Data tied to figure images

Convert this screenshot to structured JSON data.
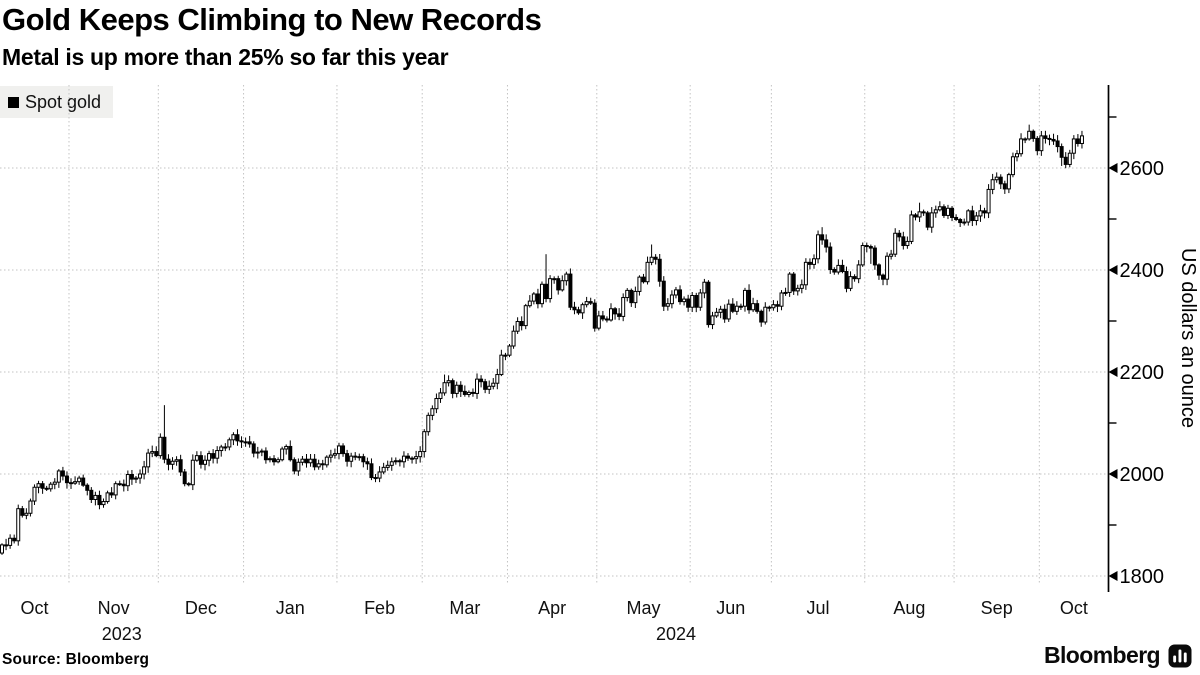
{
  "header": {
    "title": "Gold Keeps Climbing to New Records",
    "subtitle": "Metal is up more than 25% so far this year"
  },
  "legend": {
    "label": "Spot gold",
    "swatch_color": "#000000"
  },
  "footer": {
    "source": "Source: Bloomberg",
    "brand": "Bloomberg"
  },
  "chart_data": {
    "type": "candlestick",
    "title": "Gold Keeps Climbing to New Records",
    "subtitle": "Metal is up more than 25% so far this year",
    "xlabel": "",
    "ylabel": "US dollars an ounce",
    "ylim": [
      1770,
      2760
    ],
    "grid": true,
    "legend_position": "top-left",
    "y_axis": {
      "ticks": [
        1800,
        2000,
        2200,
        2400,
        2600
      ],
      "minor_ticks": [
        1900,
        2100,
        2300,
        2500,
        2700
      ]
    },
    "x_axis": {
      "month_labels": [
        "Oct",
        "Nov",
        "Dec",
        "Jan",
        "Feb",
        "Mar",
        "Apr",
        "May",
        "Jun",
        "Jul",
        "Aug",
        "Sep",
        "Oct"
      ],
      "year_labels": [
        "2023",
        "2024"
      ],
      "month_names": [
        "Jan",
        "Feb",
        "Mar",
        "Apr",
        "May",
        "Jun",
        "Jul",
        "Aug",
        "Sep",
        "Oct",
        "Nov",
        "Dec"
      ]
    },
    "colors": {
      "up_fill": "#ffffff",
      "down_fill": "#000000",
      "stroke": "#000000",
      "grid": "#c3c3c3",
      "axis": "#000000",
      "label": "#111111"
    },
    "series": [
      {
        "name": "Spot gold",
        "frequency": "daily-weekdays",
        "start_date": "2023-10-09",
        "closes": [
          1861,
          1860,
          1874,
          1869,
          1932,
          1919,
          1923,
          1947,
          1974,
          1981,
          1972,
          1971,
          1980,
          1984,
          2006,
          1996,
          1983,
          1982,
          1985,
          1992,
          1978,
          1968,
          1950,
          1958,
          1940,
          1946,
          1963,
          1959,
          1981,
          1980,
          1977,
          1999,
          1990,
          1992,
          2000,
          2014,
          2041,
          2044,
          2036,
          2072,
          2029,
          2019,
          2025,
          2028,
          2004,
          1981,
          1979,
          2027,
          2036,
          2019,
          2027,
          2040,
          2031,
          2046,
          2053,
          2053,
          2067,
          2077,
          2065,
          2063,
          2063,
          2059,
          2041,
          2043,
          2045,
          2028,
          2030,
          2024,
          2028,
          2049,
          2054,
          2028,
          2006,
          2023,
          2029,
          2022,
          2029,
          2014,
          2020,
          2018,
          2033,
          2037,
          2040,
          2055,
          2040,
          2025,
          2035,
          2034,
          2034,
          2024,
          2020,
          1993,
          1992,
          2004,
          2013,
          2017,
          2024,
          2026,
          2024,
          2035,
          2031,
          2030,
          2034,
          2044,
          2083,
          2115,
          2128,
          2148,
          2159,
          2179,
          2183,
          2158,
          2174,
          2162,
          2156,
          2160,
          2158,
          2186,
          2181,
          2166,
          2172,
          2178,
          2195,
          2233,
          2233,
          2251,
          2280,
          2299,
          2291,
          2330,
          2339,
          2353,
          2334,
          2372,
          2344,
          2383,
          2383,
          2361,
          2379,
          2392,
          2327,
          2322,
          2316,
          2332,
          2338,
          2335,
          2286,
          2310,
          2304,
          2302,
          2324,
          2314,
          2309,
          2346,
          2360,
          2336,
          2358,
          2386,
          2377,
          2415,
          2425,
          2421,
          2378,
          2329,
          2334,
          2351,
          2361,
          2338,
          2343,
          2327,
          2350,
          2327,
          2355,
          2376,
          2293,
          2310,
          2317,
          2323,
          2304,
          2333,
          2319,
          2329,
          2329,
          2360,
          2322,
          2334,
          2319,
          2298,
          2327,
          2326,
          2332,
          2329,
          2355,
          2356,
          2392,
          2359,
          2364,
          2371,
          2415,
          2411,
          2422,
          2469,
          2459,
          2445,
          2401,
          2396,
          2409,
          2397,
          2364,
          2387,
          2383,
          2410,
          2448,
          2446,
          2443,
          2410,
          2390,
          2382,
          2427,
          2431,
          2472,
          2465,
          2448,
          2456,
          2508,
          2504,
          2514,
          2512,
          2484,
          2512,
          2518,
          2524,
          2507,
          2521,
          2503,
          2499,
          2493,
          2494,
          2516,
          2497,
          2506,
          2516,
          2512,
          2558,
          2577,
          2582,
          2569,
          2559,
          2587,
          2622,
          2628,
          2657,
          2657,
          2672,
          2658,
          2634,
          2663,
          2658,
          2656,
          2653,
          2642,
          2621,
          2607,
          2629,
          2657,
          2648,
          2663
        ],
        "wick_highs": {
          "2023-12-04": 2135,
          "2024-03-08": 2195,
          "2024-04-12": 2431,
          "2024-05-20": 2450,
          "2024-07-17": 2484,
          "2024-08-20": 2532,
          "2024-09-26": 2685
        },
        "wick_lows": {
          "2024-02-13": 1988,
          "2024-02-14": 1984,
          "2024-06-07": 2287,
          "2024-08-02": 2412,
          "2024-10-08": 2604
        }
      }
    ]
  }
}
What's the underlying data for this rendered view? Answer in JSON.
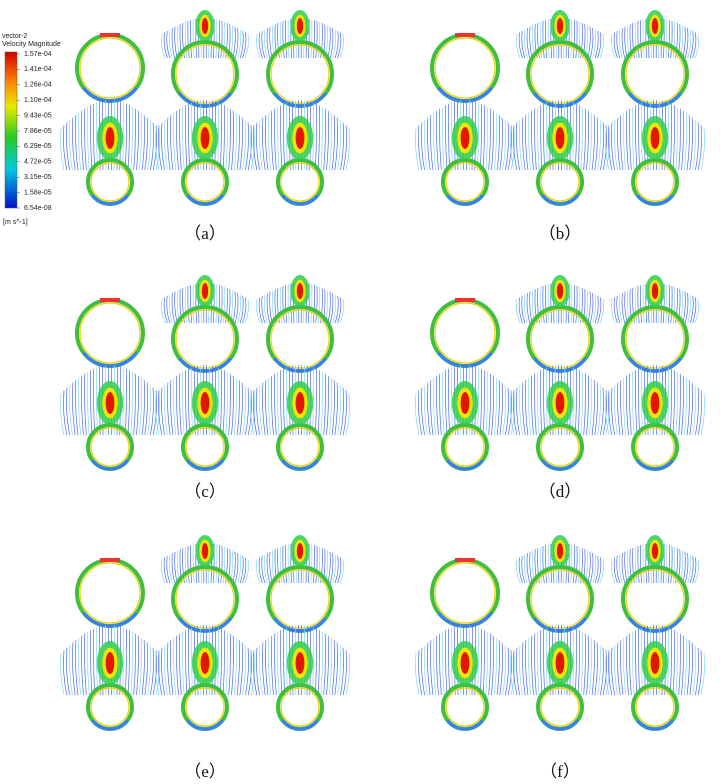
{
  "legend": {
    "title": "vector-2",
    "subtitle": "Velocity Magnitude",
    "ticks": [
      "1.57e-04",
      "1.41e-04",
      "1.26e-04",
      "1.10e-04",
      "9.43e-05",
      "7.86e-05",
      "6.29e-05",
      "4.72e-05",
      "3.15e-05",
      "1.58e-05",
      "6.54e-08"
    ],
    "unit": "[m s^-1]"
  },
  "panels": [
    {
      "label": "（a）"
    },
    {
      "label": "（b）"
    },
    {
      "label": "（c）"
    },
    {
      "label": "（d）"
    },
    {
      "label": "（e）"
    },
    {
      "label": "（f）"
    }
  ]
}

> [TASK PROMPT] The material above must be printed exactly, with its pictures left out.

> [SOLUTION TO THE PROBLEM]
Convert this screenshot to structured JSON data.
{
  "header": {
    "title": "Gold Keeps Climbing to New Records",
    "subtitle": "Metal is up more than 25% so far this year"
  },
  "legend": {
    "label": "Spot gold",
    "swatch_color": "#000000"
  },
  "footer": {
    "source": "Source: Bloomberg",
    "brand": "Bloomberg"
  },
  "chart_data": {
    "type": "candlestick",
    "title": "Gold Keeps Climbing to New Records",
    "subtitle": "Metal is up more than 25% so far this year",
    "xlabel": "",
    "ylabel": "US dollars an ounce",
    "ylim": [
      1770,
      2760
    ],
    "grid": true,
    "legend_position": "top-left",
    "y_axis": {
      "ticks": [
        1800,
        2000,
        2200,
        2400,
        2600
      ],
      "minor_ticks": [
        1900,
        2100,
        2300,
        2500,
        2700
      ]
    },
    "x_axis": {
      "month_labels": [
        "Oct",
        "Nov",
        "Dec",
        "Jan",
        "Feb",
        "Mar",
        "Apr",
        "May",
        "Jun",
        "Jul",
        "Aug",
        "Sep",
        "Oct"
      ],
      "year_labels": [
        "2023",
        "2024"
      ],
      "month_names": [
        "Jan",
        "Feb",
        "Mar",
        "Apr",
        "May",
        "Jun",
        "Jul",
        "Aug",
        "Sep",
        "Oct",
        "Nov",
        "Dec"
      ]
    },
    "colors": {
      "up_fill": "#ffffff",
      "down_fill": "#000000",
      "stroke": "#000000",
      "grid": "#c3c3c3",
      "axis": "#000000",
      "label": "#111111"
    },
    "series": [
      {
        "name": "Spot gold",
        "frequency": "daily-weekdays",
        "start_date": "2023-10-09",
        "closes": [
          1861,
          1860,
          1874,
          1869,
          1932,
          1919,
          1923,
          1947,
          1974,
          1981,
          1972,
          1971,
          1980,
          1984,
          2006,
          1996,
          1983,
          1982,
          1985,
          1992,
          1978,
          1968,
          1950,
          1958,
          1940,
          1946,
          1963,
          1959,
          1981,
          1980,
          1977,
          1999,
          1990,
          1992,
          2000,
          2014,
          2041,
          2044,
          2036,
          2072,
          2029,
          2019,
          2025,
          2028,
          2004,
          1981,
          1979,
          2027,
          2036,
          2019,
          2027,
          2040,
          2031,
          2046,
          2053,
          2053,
          2067,
          2077,
          2065,
          2063,
          2063,
          2059,
          2041,
          2043,
          2045,
          2028,
          2030,
          2024,
          2028,
          2049,
          2054,
          2028,
          2006,
          2023,
          2029,
          2022,
          2029,
          2014,
          2020,
          2018,
          2033,
          2037,
          2040,
          2055,
          2040,
          2025,
          2035,
          2034,
          2034,
          2024,
          2020,
          1993,
          1992,
          2004,
          2013,
          2017,
          2024,
          2026,
          2024,
          2035,
          2031,
          2030,
          2034,
          2044,
          2083,
          2115,
          2128,
          2148,
          2159,
          2179,
          2183,
          2158,
          2174,
          2162,
          2156,
          2160,
          2158,
          2186,
          2181,
          2166,
          2172,
          2178,
          2195,
          2233,
          2233,
          2251,
          2280,
          2299,
          2291,
          2330,
          2339,
          2353,
          2334,
          2372,
          2344,
          2383,
          2383,
          2361,
          2379,
          2392,
          2327,
          2322,
          2316,
          2332,
          2338,
          2335,
          2286,
          2310,
          2304,
          2302,
          2324,
          2314,
          2309,
          2346,
          2360,
          2336,
          2358,
          2386,
          2377,
          2415,
          2425,
          2421,
          2378,
          2329,
          2334,
          2351,
          2361,
          2338,
          2343,
          2327,
          2350,
          2327,
          2355,
          2376,
          2293,
          2310,
          2317,
          2323,
          2304,
          2333,
          2319,
          2329,
          2329,
          2360,
          2322,
          2334,
          2319,
          2298,
          2327,
          2326,
          2332,
          2329,
          2355,
          2356,
          2392,
          2359,
          2364,
          2371,
          2415,
          2411,
          2422,
          2469,
          2459,
          2445,
          2401,
          2396,
          2409,
          2397,
          2364,
          2387,
          2383,
          2410,
          2448,
          2446,
          2443,
          2410,
          2390,
          2382,
          2427,
          2431,
          2472,
          2465,
          2448,
          2456,
          2508,
          2504,
          2514,
          2512,
          2484,
          2512,
          2518,
          2524,
          2507,
          2521,
          2503,
          2499,
          2493,
          2494,
          2516,
          2497,
          2506,
          2516,
          2512,
          2558,
          2577,
          2582,
          2569,
          2559,
          2587,
          2622,
          2628,
          2657,
          2657,
          2672,
          2658,
          2634,
          2663,
          2658,
          2656,
          2653,
          2642,
          2621,
          2607,
          2629,
          2657,
          2648,
          2663
        ],
        "wick_highs": {
          "2023-12-04": 2135,
          "2024-03-08": 2195,
          "2024-04-12": 2431,
          "2024-05-20": 2450,
          "2024-07-17": 2484,
          "2024-08-20": 2532,
          "2024-09-26": 2685
        },
        "wick_lows": {
          "2024-02-13": 1988,
          "2024-02-14": 1984,
          "2024-06-07": 2287,
          "2024-08-02": 2412,
          "2024-10-08": 2604
        }
      }
    ]
  }
}
What's the underlying data for this rendered view? Answer in JSON.
{
  "legend": {
    "title": "vector-2",
    "subtitle": "Velocity Magnitude",
    "ticks": [
      "1.57e-04",
      "1.41e-04",
      "1.26e-04",
      "1.10e-04",
      "9.43e-05",
      "7.86e-05",
      "6.29e-05",
      "4.72e-05",
      "3.15e-05",
      "1.58e-05",
      "6.54e-08"
    ],
    "unit": "[m s^-1]"
  },
  "panels": [
    {
      "label": "（a）"
    },
    {
      "label": "（b）"
    },
    {
      "label": "（c）"
    },
    {
      "label": "（d）"
    },
    {
      "label": "（e）"
    },
    {
      "label": "（f）"
    }
  ]
}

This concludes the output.